[START DATASET ENTRIES]

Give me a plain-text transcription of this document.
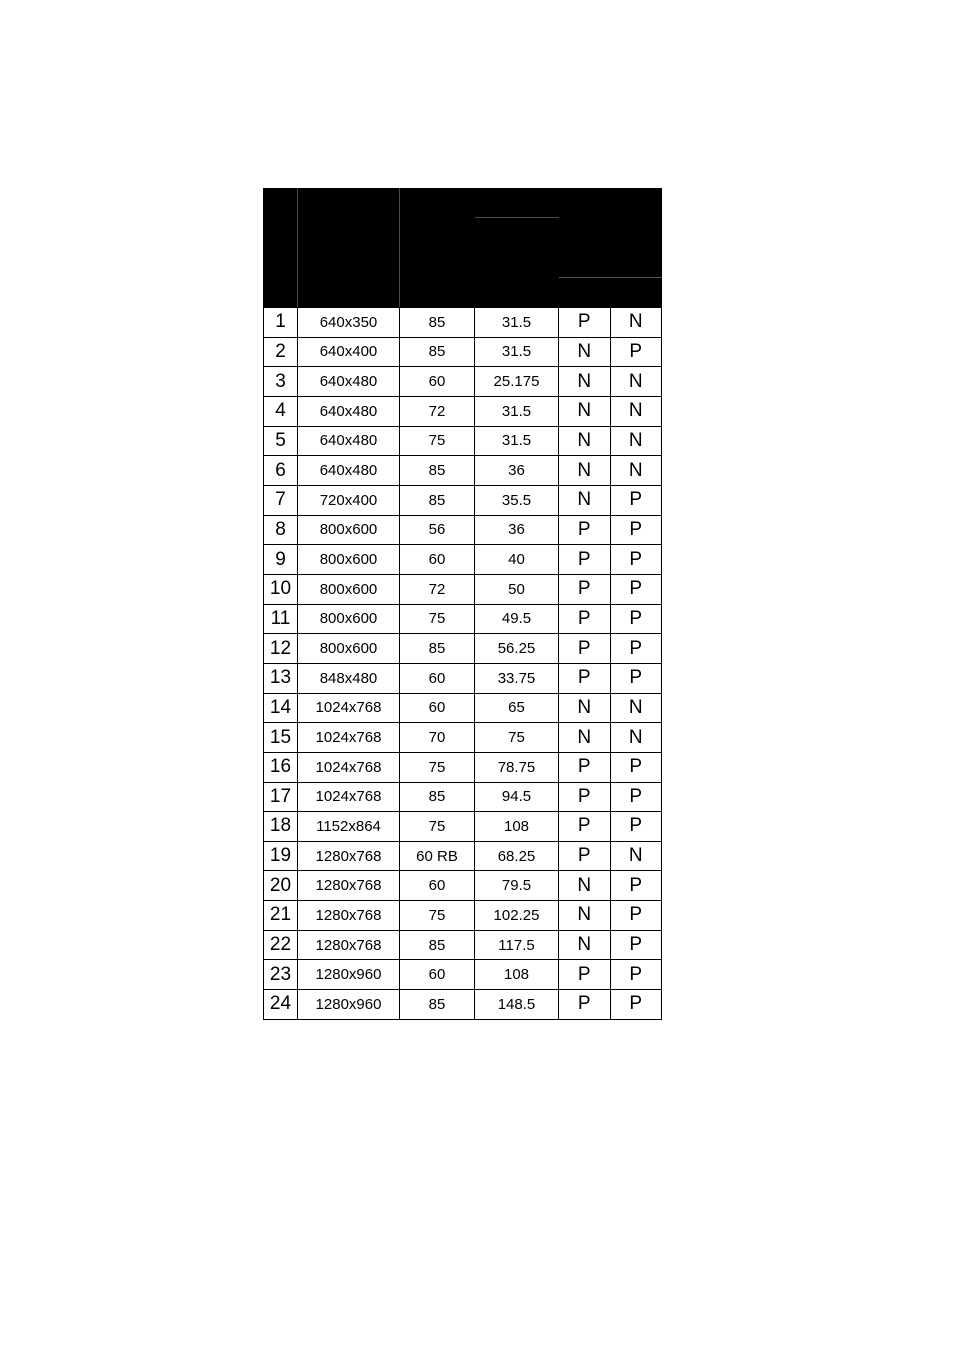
1	640x350	85	31.5	P	N
2	640x400	85	31.5	N	P
3	640x480	60	25.175	N	N
4	640x480	72	31.5	N	N
5	640x480	75	31.5	N	N
6	640x480	85	36	N	N
7	720x400	85	35.5	N	P
8	800x600	56	36	P	P
9	800x600	60	40	P	P
10	800x600	72	50	P	P
11	800x600	75	49.5	P	P
12	800x600	85	56.25	P	P
13	848x480	60	33.75	P	P
14	1024x768	60	65	N	N
15	1024x768	70	75	N	N
16	1024x768	75	78.75	P	P
17	1024x768	85	94.5	P	P
18	1152x864	75	108	P	P
19	1280x768	60 RB	68.25	P	N
20	1280x768	60	79.5	N	P
21	1280x768	75	102.25	N	P
22	1280x768	85	117.5	N	P
23	1280x960	60	108	P	P
24	1280x960	85	148.5	P	P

[END DATASET ENTRIES]

YOUR INSTRUCTIONS – Your copy should repeat each entry above exactly but contain no pictures.

ANSWER TO THE TASK –
Give me a plain-text transcription of this document.
1	640x350	85	31.5	P	N
2	640x400	85	31.5	N	P
3	640x480	60	25.175	N	N
4	640x480	72	31.5	N	N
5	640x480	75	31.5	N	N
6	640x480	85	36	N	N
7	720x400	85	35.5	N	P
8	800x600	56	36	P	P
9	800x600	60	40	P	P
10	800x600	72	50	P	P
11	800x600	75	49.5	P	P
12	800x600	85	56.25	P	P
13	848x480	60	33.75	P	P
14	1024x768	60	65	N	N
15	1024x768	70	75	N	N
16	1024x768	75	78.75	P	P
17	1024x768	85	94.5	P	P
18	1152x864	75	108	P	P
19	1280x768	60 RB	68.25	P	N
20	1280x768	60	79.5	N	P
21	1280x768	75	102.25	N	P
22	1280x768	85	117.5	N	P
23	1280x960	60	108	P	P
24	1280x960	85	148.5	P	P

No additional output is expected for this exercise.